> [Goal]: Search the listing below for the string "Consejo" and show each line that contains it.

### Given records ###

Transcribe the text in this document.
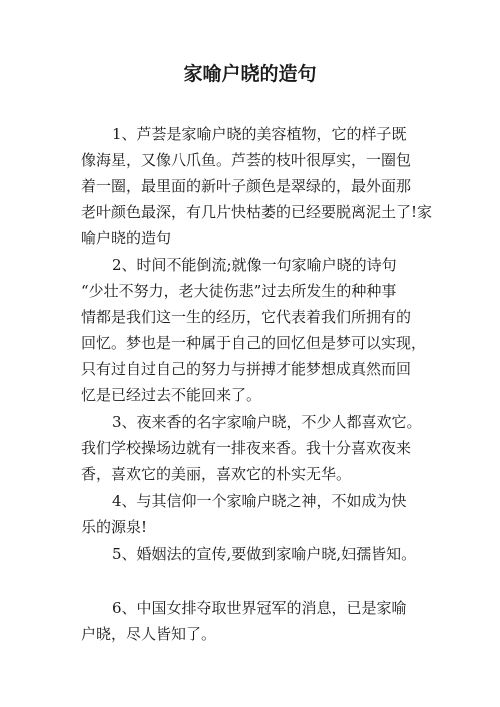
家喻户晓的造句
1、芦荟是家喻户晓的美容植物，它的样子既
像海星，又像八爪鱼。芦荟的枝叶很厚实，一圈包
着一圈，最里面的新叶子颜色是翠绿的，最外面那
老叶颜色最深，有几片快枯萎的已经要脱离泥土了!家
喻户晓的造句
2、时间不能倒流;就像一句家喻户晓的诗句
“少壮不努力，老大徒伤悲”过去所发生的种种事
情都是我们这一生的经历，它代表着我们所拥有的
回忆。梦也是一种属于自己的回忆但是梦可以实现，
只有过自过自己的努力与拼搏才能梦想成真然而回
忆是已经过去不能回来了。
3、夜来香的名字家喻户晓，不少人都喜欢它。
我们学校操场边就有一排夜来香。我十分喜欢夜来
香，喜欢它的美丽，喜欢它的朴实无华。
4、与其信仰一个家喻户晓之神，不如成为快
乐的源泉!
5、婚姻法的宣传,要做到家喻户晓,妇孺皆知。
6、中国女排夺取世界冠军的消息，已是家喻
户晓，尽人皆知了。
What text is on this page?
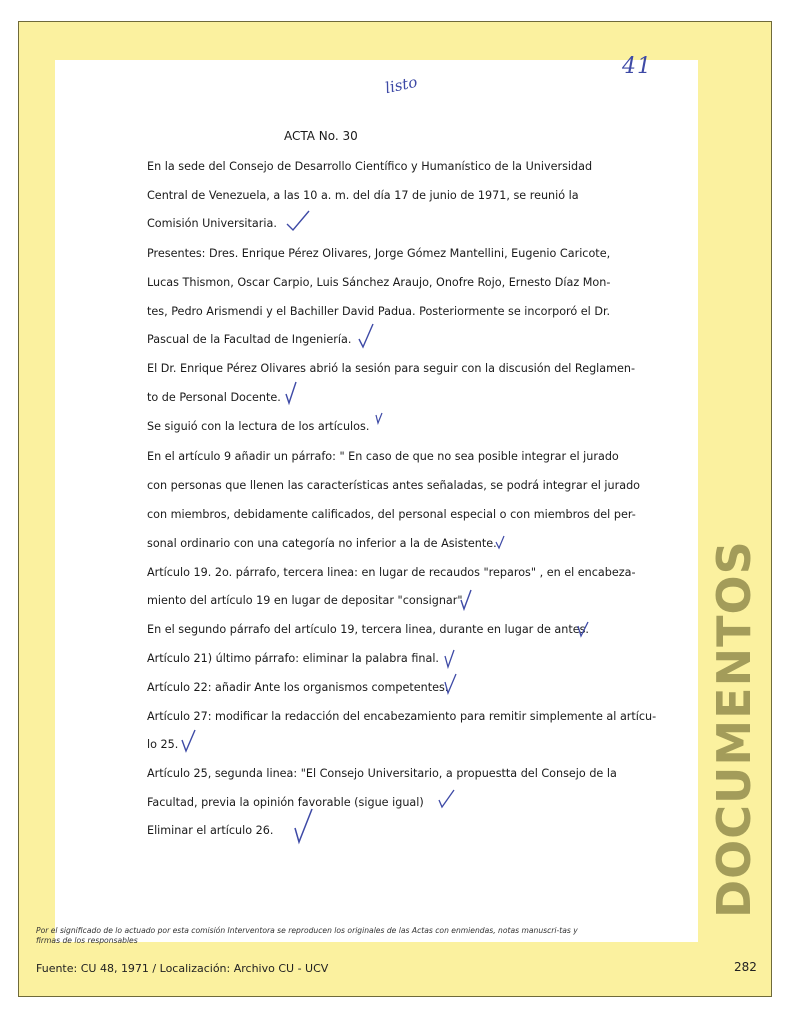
41
listo
ACTA No. 30
En la sede del Consejo de Desarrollo Científico y Humanístico de la Universidad
Central de Venezuela, a las 10 a. m. del día 17 de junio de 1971, se reunió la
Comisión Universitaria.
Presentes: Dres. Enrique Pérez Olivares, Jorge Gómez Mantellini, Eugenio Caricote,
Lucas Thismon, Oscar Carpio, Luis Sánchez Araujo, Onofre Rojo, Ernesto Díaz Mon-
tes, Pedro Arismendi y el Bachiller David Padua. Posteriormente se incorporó el Dr.
Pascual de la Facultad de Ingeniería.
El Dr. Enrique Pérez Olivares abrió la sesión para seguir con la discusión del Reglamen-
to de Personal Docente.
Se siguió con la lectura de los artículos.
En el artículo 9 añadir un párrafo: " En caso de que no sea posible integrar el jurado
con personas que llenen las características antes señaladas, se podrá integrar el jurado
con miembros, debidamente calificados, del personal especial o con miembros del per-
sonal ordinario con una categoría no inferior a la de Asistente.
Artículo 19. 2o. párrafo, tercera linea: en lugar de recaudos "reparos" , en el encabeza-
miento del artículo 19 en lugar de depositar "consignar"
En el segundo párrafo del artículo 19, tercera linea, durante en lugar de antes.
Artículo 21) último párrafo: eliminar la palabra final.
Artículo 22: añadir Ante los organismos competentes.
Artículo 27: modificar la redacción del encabezamiento para remitir simplemente al artícu-
lo 25.
Artículo 25, segunda linea: "El Consejo Universitario, a propuestta del Consejo de la
Facultad, previa la opinión favorable (sigue igual)
Eliminar el artículo 26.	DOCUMENTOS
Por el significado de lo actuado por esta comisión Interventora se reproducen los originales de las Actas con enmiendas, notas manuscri-tas y firmas de los responsables
Fuente: CU 48, 1971 / Localización: Archivo CU - UCV	282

###

> [Solution for this task]:
En la sede del Consejo de Desarrollo Científico y Humanístico de la Universidad
Artículo 25, segunda linea: "El Consejo Universitario, a propuestta del Consejo de la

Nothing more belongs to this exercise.